[Source data]
====================
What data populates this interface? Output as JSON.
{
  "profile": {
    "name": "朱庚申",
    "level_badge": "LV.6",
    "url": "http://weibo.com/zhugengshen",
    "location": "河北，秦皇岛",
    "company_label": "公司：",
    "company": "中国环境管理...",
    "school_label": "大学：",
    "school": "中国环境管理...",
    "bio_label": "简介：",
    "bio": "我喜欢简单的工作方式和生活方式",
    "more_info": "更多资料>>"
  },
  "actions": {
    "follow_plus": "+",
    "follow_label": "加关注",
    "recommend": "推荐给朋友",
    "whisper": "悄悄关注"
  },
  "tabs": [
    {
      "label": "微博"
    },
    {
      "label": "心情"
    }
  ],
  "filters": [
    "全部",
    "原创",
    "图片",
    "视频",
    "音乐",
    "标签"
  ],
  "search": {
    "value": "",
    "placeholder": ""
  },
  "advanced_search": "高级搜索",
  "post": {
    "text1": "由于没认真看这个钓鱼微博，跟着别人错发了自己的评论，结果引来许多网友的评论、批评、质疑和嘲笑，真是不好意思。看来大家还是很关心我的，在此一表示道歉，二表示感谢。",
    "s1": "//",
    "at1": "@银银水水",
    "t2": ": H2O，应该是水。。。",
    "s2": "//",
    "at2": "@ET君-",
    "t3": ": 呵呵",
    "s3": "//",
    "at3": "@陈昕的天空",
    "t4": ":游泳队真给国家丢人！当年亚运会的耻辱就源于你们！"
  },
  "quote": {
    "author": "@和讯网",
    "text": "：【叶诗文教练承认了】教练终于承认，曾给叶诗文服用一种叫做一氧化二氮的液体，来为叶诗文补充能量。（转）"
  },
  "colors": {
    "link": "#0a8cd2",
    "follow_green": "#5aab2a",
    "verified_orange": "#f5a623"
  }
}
====================
Quote each line of the data above exactly as written.

What data populates this interface? Output as JSON.
{
  "profile": {
    "name": "朱庚申",
    "level_badge": "LV.6",
    "url": "http://weibo.com/zhugengshen",
    "location": "河北，秦皇岛",
    "company_label": "公司：",
    "company": "中国环境管理...",
    "school_label": "大学：",
    "school": "中国环境管理...",
    "bio_label": "简介：",
    "bio": "我喜欢简单的工作方式和生活方式",
    "more_info": "更多资料>>"
  },
  "actions": {
    "follow_plus": "+",
    "follow_label": "加关注",
    "recommend": "推荐给朋友",
    "whisper": "悄悄关注"
  },
  "tabs": [
    {
      "label": "微博"
    },
    {
      "label": "心情"
    }
  ],
  "filters": [
    "全部",
    "原创",
    "图片",
    "视频",
    "音乐",
    "标签"
  ],
  "search": {
    "value": "",
    "placeholder": ""
  },
  "advanced_search": "高级搜索",
  "post": {
    "text1": "由于没认真看这个钓鱼微博，跟着别人错发了自己的评论，结果引来许多网友的评论、批评、质疑和嘲笑，真是不好意思。看来大家还是很关心我的，在此一表示道歉，二表示感谢。",
    "s1": "//",
    "at1": "@银银水水",
    "t2": ": H2O，应该是水。。。",
    "s2": "//",
    "at2": "@ET君-",
    "t3": ": 呵呵",
    "s3": "//",
    "at3": "@陈昕的天空",
    "t4": ":游泳队真给国家丢人！当年亚运会的耻辱就源于你们！"
  },
  "quote": {
    "author": "@和讯网",
    "text": "：【叶诗文教练承认了】教练终于承认，曾给叶诗文服用一种叫做一氧化二氮的液体，来为叶诗文补充能量。（转）"
  },
  "colors": {
    "link": "#0a8cd2",
    "follow_green": "#5aab2a",
    "verified_orange": "#f5a623"
  }
}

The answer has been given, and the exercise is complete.